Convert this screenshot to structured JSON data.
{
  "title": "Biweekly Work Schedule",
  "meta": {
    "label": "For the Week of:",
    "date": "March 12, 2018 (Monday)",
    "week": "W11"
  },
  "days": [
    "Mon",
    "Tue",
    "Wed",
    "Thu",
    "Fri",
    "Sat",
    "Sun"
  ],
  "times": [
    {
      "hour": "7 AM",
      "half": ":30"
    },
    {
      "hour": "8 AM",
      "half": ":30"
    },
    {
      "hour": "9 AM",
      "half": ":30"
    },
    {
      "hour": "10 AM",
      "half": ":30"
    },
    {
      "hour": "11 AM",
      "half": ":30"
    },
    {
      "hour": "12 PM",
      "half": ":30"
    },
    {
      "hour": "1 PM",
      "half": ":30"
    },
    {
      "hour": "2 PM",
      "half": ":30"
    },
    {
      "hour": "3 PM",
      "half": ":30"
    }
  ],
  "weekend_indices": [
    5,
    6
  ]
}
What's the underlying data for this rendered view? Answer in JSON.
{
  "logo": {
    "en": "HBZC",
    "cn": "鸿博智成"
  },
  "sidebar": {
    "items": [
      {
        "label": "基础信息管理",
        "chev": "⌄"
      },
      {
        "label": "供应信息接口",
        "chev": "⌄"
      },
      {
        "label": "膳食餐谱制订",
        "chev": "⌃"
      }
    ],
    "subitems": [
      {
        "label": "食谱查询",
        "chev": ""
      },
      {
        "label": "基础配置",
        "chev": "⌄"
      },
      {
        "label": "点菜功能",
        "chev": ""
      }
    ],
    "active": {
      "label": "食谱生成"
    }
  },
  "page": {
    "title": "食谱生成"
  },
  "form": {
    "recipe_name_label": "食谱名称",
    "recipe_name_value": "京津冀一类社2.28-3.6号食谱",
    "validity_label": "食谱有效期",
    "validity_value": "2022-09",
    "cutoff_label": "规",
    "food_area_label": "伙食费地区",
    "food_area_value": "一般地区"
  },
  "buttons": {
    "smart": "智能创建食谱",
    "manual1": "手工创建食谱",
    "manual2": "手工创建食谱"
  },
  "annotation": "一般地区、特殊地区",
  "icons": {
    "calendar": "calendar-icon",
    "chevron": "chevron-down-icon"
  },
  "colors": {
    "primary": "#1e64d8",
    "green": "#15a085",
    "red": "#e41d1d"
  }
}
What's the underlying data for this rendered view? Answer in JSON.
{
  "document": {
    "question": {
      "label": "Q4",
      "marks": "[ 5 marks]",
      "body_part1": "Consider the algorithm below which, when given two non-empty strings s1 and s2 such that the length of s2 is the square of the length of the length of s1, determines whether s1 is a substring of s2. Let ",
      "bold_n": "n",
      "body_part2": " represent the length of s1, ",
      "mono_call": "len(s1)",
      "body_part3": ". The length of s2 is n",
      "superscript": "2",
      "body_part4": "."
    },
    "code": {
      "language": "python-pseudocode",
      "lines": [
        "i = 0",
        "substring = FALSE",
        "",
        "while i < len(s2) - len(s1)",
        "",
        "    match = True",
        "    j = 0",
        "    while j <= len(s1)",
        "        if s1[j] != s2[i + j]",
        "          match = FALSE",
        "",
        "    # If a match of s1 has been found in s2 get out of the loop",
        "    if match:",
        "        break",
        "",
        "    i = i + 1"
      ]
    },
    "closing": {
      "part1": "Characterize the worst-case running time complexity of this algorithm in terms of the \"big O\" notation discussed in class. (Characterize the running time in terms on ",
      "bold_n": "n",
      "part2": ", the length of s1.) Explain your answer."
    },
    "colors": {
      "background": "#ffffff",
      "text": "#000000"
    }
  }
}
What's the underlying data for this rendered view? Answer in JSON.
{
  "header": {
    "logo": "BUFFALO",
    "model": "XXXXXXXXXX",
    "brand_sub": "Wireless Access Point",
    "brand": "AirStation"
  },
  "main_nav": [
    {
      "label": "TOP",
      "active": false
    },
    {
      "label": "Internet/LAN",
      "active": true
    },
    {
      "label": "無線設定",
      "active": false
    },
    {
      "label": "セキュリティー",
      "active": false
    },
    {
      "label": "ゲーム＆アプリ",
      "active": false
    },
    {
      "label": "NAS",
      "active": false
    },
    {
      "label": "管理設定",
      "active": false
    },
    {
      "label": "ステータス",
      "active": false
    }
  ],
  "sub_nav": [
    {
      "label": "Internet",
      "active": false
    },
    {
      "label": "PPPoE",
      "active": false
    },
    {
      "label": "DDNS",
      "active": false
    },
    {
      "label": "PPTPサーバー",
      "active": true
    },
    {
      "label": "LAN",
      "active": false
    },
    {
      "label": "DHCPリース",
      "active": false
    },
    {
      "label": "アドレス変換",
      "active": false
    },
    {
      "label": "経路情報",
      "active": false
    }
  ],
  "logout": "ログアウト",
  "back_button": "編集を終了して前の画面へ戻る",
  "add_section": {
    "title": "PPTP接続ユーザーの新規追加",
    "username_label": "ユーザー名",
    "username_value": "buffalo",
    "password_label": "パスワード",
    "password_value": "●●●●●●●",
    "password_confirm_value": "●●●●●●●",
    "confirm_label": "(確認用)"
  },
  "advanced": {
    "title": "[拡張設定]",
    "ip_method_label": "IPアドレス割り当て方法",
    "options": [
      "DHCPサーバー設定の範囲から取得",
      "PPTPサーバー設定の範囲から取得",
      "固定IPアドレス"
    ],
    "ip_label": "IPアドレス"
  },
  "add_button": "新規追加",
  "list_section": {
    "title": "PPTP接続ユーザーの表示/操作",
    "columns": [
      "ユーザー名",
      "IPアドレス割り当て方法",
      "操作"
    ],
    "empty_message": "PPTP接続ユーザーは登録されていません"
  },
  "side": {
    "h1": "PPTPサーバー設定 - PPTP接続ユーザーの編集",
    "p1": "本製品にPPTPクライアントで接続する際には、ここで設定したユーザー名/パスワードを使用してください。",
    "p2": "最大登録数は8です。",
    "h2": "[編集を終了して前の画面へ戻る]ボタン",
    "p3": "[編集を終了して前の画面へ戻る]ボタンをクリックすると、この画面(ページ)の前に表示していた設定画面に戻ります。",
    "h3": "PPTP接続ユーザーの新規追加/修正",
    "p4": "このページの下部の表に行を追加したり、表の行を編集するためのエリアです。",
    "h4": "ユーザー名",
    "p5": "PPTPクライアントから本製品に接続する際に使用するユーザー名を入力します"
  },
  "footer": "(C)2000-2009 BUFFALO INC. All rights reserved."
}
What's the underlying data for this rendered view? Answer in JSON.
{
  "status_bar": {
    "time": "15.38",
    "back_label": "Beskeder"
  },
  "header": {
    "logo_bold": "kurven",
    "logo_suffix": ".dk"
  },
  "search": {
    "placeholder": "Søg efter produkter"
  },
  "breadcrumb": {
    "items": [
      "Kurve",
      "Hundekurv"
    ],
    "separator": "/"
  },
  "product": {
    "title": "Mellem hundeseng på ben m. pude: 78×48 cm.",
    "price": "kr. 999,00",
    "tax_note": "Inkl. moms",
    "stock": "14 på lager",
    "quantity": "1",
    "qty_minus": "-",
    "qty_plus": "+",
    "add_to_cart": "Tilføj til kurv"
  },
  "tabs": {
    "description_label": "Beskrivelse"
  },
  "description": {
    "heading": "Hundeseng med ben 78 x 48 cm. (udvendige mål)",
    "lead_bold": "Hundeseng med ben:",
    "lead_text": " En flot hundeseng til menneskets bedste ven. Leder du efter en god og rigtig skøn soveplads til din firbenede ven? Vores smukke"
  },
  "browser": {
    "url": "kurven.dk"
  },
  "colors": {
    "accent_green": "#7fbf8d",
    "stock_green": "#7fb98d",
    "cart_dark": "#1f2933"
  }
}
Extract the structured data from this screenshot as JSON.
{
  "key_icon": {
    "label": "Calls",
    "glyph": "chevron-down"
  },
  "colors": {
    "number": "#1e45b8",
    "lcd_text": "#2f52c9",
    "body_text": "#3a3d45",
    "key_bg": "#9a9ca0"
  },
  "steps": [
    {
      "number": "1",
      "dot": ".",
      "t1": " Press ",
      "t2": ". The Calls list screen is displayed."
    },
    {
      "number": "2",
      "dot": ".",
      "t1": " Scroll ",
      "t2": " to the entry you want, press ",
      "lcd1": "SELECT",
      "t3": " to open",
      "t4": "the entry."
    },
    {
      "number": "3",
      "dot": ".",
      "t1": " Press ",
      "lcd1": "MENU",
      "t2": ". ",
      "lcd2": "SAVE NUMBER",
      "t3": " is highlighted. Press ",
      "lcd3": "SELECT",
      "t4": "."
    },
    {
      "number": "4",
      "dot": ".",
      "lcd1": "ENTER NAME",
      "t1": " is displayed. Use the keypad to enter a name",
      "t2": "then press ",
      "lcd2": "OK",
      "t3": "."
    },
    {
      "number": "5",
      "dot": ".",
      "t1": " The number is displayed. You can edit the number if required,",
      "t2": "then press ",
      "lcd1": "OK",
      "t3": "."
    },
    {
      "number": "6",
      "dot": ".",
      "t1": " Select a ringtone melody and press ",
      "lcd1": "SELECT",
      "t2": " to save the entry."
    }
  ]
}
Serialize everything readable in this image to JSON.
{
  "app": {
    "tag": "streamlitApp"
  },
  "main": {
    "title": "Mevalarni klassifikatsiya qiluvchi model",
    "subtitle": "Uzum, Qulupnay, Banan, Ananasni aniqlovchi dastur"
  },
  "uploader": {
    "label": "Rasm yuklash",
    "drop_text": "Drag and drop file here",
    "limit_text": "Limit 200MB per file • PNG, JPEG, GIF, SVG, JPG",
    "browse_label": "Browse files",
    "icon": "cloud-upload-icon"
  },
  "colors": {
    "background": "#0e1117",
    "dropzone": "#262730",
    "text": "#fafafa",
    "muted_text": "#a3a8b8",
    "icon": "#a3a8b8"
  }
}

※ ※ ※

* [STATED EXERCISE]
How many lines in the records above hold the word "length"? Give only the number.

* [RESPONSE]
4